[What the task requires] From the line containing "Read all visible content and emit it as JSON." down to the last line of the material, return those lines verbatim and only those.

··········

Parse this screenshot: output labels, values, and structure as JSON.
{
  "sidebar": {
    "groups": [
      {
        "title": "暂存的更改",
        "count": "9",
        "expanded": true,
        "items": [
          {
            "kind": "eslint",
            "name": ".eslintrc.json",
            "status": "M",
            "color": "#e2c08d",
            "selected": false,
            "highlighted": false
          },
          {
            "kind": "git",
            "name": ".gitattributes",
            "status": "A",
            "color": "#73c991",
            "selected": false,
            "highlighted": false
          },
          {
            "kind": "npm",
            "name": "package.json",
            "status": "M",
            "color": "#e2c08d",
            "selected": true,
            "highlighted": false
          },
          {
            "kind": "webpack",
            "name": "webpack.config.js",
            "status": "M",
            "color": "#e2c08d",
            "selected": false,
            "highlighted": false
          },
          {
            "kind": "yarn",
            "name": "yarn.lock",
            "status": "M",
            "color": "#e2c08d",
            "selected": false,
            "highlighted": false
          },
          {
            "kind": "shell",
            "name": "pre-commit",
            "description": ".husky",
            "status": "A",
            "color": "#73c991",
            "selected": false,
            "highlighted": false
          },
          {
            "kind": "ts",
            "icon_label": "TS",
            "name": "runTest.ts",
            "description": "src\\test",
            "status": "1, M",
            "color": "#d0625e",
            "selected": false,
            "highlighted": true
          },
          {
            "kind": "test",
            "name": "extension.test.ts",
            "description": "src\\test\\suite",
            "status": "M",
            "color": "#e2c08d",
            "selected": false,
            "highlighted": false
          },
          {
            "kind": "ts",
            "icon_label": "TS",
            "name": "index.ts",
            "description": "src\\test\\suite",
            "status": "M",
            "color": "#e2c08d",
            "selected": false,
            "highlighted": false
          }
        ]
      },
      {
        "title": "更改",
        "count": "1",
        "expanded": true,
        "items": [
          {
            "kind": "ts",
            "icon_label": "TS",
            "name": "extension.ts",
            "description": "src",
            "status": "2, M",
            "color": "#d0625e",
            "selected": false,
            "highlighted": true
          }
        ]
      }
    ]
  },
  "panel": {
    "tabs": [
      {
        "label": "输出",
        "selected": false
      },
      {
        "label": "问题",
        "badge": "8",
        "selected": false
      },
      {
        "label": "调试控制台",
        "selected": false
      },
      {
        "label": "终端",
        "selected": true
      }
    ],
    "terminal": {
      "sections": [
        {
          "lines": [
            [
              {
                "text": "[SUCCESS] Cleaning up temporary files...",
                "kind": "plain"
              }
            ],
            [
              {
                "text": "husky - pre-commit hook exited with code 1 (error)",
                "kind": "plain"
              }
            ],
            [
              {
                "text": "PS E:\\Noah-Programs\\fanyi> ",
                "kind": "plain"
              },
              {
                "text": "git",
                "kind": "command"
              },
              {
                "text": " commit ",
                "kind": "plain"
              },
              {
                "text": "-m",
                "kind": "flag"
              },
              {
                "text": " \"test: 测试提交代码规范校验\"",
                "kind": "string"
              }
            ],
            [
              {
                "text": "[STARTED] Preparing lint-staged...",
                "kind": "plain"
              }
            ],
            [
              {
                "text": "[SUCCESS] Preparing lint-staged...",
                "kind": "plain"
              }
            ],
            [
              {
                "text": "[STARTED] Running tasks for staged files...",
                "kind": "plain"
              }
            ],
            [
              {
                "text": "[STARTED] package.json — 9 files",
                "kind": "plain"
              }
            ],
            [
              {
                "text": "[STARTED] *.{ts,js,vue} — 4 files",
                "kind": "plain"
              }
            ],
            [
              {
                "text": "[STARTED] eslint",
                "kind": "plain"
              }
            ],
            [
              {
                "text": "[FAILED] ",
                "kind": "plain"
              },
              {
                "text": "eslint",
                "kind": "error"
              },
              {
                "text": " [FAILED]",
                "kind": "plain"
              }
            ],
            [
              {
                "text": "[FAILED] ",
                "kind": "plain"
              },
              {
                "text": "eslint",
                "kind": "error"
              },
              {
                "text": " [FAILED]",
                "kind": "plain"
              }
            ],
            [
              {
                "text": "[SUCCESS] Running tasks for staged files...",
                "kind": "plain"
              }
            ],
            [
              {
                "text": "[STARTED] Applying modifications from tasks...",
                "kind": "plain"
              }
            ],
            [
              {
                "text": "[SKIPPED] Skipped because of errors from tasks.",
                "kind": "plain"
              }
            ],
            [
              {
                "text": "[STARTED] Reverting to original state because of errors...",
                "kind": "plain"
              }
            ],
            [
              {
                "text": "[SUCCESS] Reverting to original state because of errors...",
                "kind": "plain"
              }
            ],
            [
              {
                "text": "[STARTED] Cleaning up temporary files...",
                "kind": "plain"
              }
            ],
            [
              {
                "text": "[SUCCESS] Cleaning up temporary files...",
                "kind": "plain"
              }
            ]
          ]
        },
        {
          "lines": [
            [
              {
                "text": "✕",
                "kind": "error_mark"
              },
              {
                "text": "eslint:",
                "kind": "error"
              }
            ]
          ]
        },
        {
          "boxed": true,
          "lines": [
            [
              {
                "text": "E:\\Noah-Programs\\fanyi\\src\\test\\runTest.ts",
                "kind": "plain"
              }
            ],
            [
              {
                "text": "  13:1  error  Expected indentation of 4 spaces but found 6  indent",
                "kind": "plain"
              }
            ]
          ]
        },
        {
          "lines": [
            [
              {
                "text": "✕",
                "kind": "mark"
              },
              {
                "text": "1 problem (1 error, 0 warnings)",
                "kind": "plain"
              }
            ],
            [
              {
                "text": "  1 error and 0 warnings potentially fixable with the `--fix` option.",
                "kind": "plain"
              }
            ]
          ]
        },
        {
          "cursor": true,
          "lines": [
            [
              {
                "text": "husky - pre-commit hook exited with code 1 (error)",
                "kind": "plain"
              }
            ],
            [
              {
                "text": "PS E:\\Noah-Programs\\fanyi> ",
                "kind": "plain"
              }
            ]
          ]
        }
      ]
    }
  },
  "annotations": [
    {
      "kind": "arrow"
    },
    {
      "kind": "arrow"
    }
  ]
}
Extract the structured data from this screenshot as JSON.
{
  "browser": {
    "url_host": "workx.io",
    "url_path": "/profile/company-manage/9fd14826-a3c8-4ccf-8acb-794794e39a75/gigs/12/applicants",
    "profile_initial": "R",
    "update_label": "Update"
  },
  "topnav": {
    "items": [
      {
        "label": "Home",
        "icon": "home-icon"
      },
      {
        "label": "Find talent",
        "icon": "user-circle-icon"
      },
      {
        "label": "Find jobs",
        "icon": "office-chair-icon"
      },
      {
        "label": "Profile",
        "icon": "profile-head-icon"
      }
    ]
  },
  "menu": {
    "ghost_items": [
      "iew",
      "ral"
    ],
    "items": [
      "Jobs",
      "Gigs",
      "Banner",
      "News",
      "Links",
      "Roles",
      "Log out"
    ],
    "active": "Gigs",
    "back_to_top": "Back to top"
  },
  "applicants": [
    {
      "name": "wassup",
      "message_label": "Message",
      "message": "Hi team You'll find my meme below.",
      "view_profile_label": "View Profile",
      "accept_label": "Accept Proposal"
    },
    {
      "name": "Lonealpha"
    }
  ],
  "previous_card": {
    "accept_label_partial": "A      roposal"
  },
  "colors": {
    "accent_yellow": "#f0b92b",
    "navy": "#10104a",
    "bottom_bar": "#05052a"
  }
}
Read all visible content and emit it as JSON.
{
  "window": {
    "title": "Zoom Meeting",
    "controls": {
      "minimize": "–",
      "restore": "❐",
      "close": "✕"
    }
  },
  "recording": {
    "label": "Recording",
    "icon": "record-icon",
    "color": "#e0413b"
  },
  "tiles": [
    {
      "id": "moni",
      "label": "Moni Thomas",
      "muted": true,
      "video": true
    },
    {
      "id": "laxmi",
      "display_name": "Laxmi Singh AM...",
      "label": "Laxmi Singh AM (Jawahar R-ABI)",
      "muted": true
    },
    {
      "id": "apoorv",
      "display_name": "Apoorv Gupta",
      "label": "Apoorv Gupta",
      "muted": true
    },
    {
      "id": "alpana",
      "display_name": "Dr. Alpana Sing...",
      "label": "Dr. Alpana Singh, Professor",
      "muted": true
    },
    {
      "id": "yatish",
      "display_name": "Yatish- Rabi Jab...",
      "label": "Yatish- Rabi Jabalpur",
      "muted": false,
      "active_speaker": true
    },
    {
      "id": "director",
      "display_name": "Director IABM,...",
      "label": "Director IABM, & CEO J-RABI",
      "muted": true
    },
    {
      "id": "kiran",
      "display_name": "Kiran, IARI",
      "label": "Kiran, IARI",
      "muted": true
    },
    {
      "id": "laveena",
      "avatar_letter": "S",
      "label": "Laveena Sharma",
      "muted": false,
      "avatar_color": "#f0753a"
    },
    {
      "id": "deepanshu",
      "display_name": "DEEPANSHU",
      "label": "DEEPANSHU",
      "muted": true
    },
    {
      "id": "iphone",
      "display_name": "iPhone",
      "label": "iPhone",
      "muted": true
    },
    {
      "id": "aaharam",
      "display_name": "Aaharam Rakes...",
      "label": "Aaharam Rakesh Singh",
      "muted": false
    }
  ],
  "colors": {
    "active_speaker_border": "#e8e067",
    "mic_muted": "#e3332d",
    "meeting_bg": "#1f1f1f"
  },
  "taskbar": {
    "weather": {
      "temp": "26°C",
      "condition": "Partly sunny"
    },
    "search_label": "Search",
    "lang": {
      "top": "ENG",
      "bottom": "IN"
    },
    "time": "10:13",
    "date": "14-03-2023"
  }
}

··········

[Output for this exercise]
Read all visible content and emit it as JSON.
{
  "window": {
    "title": "Zoom Meeting",
    "controls": {
      "minimize": "–",
      "restore": "❐",
      "close": "✕"
    }
  },
  "recording": {
    "label": "Recording",
    "icon": "record-icon",
    "color": "#e0413b"
  },
  "tiles": [
    {
      "id": "moni",
      "label": "Moni Thomas",
      "muted": true,
      "video": true
    },
    {
      "id": "laxmi",
      "display_name": "Laxmi Singh AM...",
      "label": "Laxmi Singh AM (Jawahar R-ABI)",
      "muted": true
    },
    {
      "id": "apoorv",
      "display_name": "Apoorv Gupta",
      "label": "Apoorv Gupta",
      "muted": true
    },
    {
      "id": "alpana",
      "display_name": "Dr. Alpana Sing...",
      "label": "Dr. Alpana Singh, Professor",
      "muted": true
    },
    {
      "id": "yatish",
      "display_name": "Yatish- Rabi Jab...",
      "label": "Yatish- Rabi Jabalpur",
      "muted": false,
      "active_speaker": true
    },
    {
      "id": "director",
      "display_name": "Director IABM,...",
      "label": "Director IABM, & CEO J-RABI",
      "muted": true
    },
    {
      "id": "kiran",
      "display_name": "Kiran, IARI",
      "label": "Kiran, IARI",
      "muted": true
    },
    {
      "id": "laveena",
      "avatar_letter": "S",
      "label": "Laveena Sharma",
      "muted": false,
      "avatar_color": "#f0753a"
    },
    {
      "id": "deepanshu",
      "display_name": "DEEPANSHU",
      "label": "DEEPANSHU",
      "muted": true
    },
    {
      "id": "iphone",
      "display_name": "iPhone",
      "label": "iPhone",
      "muted": true
    },
    {
      "id": "aaharam",
      "display_name": "Aaharam Rakes...",
      "label": "Aaharam Rakesh Singh",
      "muted": false
    }
  ],
  "colors": {
    "active_speaker_border": "#e8e067",
    "mic_muted": "#e3332d",
    "meeting_bg": "#1f1f1f"
  },
  "taskbar": {
    "weather": {
      "temp": "26°C",
      "condition": "Partly sunny"
    },
    "search_label": "Search",
    "lang": {
      "top": "ENG",
      "bottom": "IN"
    },
    "time": "10:13",
    "date": "14-03-2023"
  }
}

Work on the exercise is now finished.